__Exercise goal__
Convert the rows, from the one containing "595, 813, 724]" through the last row, into a Markdown table with the columns No. and Entry. Number each row and omit any blank lines.

__Supplied records__
————
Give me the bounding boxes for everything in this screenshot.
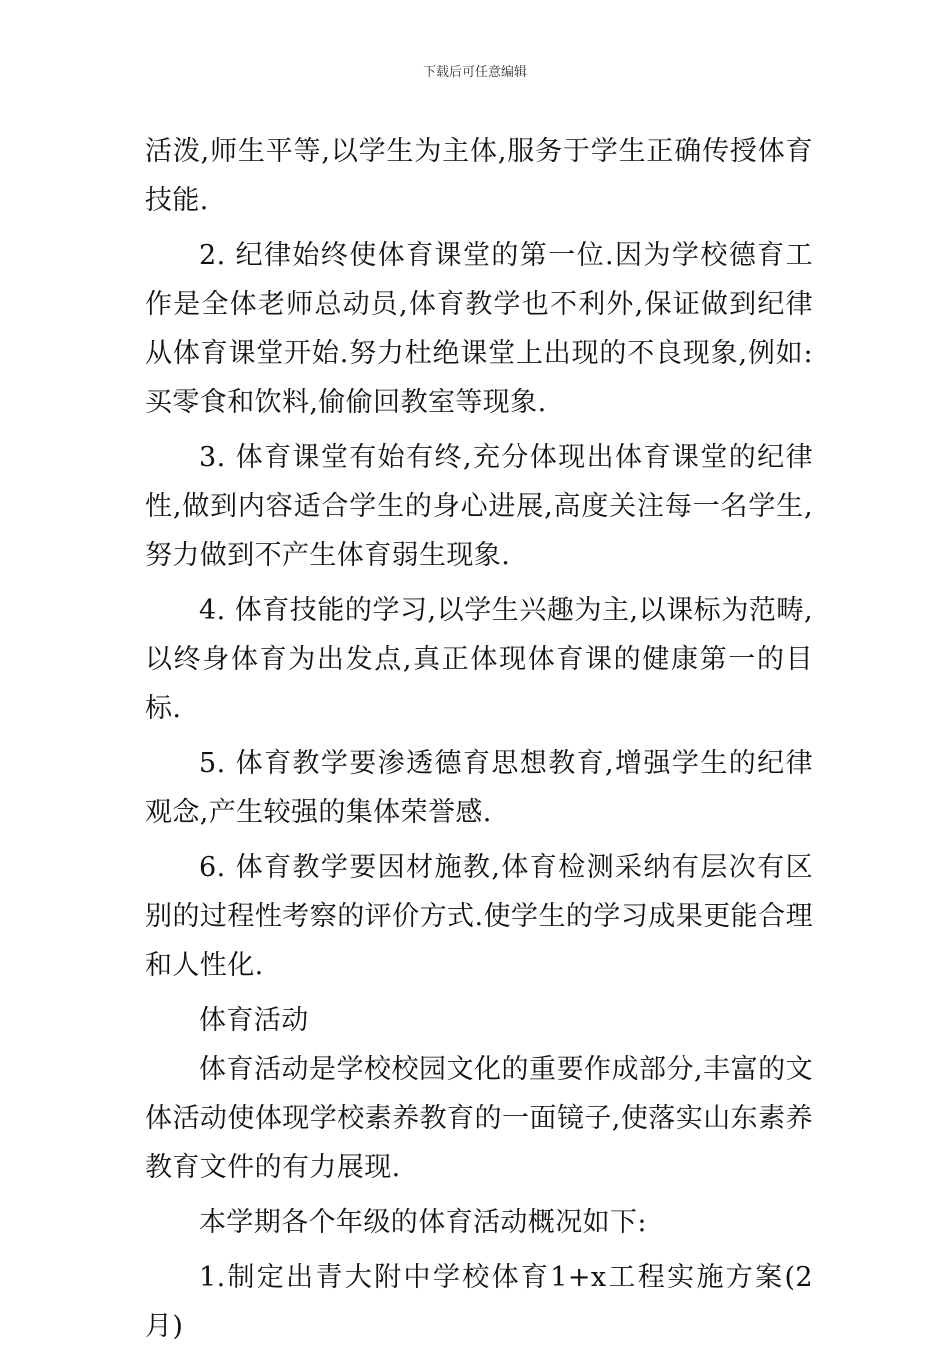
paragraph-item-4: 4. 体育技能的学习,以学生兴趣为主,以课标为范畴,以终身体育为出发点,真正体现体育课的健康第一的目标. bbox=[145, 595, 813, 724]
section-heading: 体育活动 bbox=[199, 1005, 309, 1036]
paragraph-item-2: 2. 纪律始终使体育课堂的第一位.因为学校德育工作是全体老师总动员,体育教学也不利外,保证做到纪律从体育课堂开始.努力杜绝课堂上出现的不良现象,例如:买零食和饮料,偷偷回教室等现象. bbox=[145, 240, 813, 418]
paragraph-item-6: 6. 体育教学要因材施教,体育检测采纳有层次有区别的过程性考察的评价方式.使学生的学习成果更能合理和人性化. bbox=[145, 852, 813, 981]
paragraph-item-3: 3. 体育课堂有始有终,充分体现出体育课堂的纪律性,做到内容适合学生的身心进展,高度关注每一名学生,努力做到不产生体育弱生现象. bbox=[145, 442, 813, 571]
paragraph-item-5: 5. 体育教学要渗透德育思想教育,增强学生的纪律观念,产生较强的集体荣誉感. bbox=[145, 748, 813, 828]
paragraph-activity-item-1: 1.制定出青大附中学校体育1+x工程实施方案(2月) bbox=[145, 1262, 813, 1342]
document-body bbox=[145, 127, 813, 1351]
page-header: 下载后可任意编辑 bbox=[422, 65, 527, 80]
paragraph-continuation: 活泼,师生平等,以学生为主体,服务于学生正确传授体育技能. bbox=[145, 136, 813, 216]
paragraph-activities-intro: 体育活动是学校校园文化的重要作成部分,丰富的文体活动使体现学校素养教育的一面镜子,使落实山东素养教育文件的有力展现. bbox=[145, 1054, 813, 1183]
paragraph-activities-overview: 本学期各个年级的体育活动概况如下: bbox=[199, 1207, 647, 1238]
————
__Response to the task__
| No. | Entry |
|---|---|
| 1 | paragraph-item-4: 4. 体育技能的学习,以学生兴趣为主,以课标为范畴,以终身体育为出发点,真正体现体育课的健康第一的目标. bbox=[145, 595, 813, 724] |
| 2 | section-heading: 体育活动 bbox=[199, 1005, 309, 1036] |
| 3 | paragraph-item-2: 2. 纪律始终使体育课堂的第一位.因为学校德育工作是全体老师总动员,体育教学也不利外,保证做到纪律从体育课堂开始.努力杜绝课堂上出现的不良现象,例如:买零食和饮料,偷偷回教室等现象. bbox=[145, 240, 813, 418] |
| 4 | paragraph-item-6: 6. 体育教学要因材施教,体育检测采纳有层次有区别的过程性考察的评价方式.使学生的学习成果更能合理和人性化. bbox=[145, 852, 813, 981] |
| 5 | paragraph-item-3: 3. 体育课堂有始有终,充分体现出体育课堂的纪律性,做到内容适合学生的身心进展,高度关注每一名学生,努力做到不产生体育弱生现象. bbox=[145, 442, 813, 571] |
| 6 | paragraph-item-5: 5. 体育教学要渗透德育思想教育,增强学生的纪律观念,产生较强的集体荣誉感. bbox=[145, 748, 813, 828] |
| 7 | paragraph-activity-item-1: 1.制定出青大附中学校体育1+x工程实施方案(2月) bbox=[145, 1262, 813, 1342] |
| 8 | document-body bbox=[145, 127, 813, 1351] |
| 9 | page-header: 下载后可任意编辑 bbox=[422, 65, 527, 80] |
| 10 | paragraph-continuation: 活泼,师生平等,以学生为主体,服务于学生正确传授体育技能. bbox=[145, 136, 813, 216] |
| 11 | paragraph-activities-intro: 体育活动是学校校园文化的重要作成部分,丰富的文体活动使体现学校素养教育的一面镜子,使落实山东素养教育文件的有力展现. bbox=[145, 1054, 813, 1183] |
| 12 | paragraph-activities-overview: 本学期各个年级的体育活动概况如下: bbox=[199, 1207, 647, 1238] |